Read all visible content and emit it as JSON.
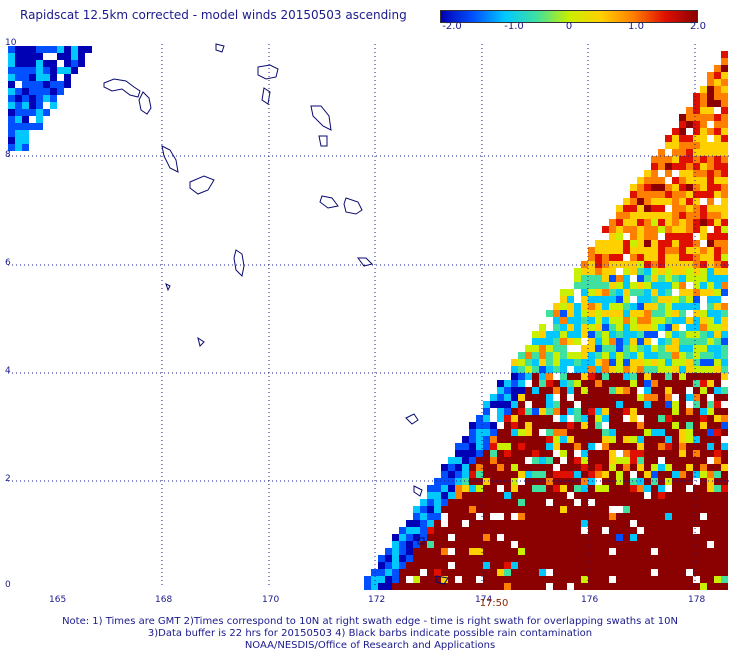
{
  "title": "Rapidscat 12.5km corrected - model winds 20150503 ascending",
  "colorbar": {
    "ticks": [
      "-2.0",
      "-1.0",
      "0",
      "1.0",
      "2.0"
    ],
    "range": [
      -2.0,
      2.0
    ],
    "colors": [
      "#0000b4",
      "#0050ff",
      "#00c8ff",
      "#40e0a0",
      "#c8f000",
      "#ffd000",
      "#ff8000",
      "#e01000",
      "#8b0000"
    ]
  },
  "map": {
    "lon_labels": [
      "165",
      "168",
      "170",
      "172",
      "174",
      "176",
      "178"
    ],
    "lat_labels": [
      "10",
      "8",
      "6",
      "4",
      "2",
      "0"
    ],
    "time_label": "17:50",
    "grid": "dotted",
    "no_data_color": "#ffffff",
    "coast_color": "#0a0a70"
  },
  "footer": {
    "line1": "Note: 1) Times are GMT 2)Times correspond to 10N at right swath edge - time is right swath for overlapping swaths at 10N",
    "line2": "3)Data buffer is 22 hrs for 20150503 4) Black barbs indicate possible rain contamination",
    "line3": "NOAA/NESDIS/Office of Research and Applications"
  }
}
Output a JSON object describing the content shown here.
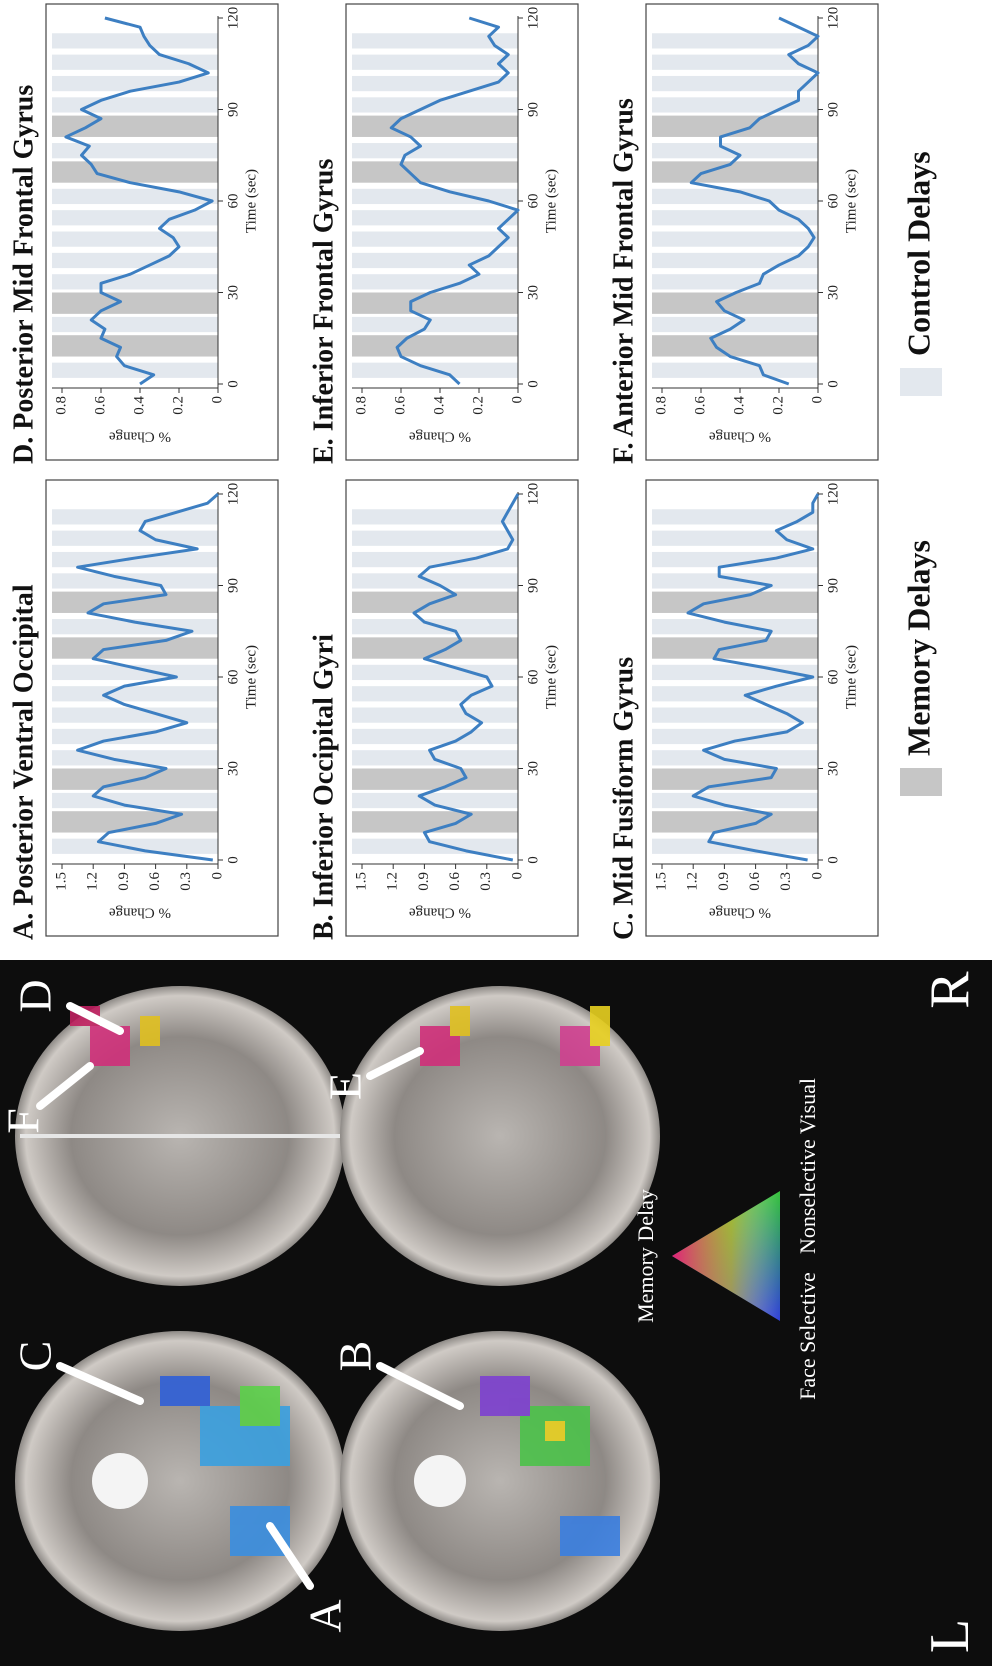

§ **GOAL**
Copy the lines from the entries above in which the word "JSON" appears.

§ **OUTPUT OF THE TASK**
Read all visible content and emit it as JSON.
Output a JSON object describing the content shown here.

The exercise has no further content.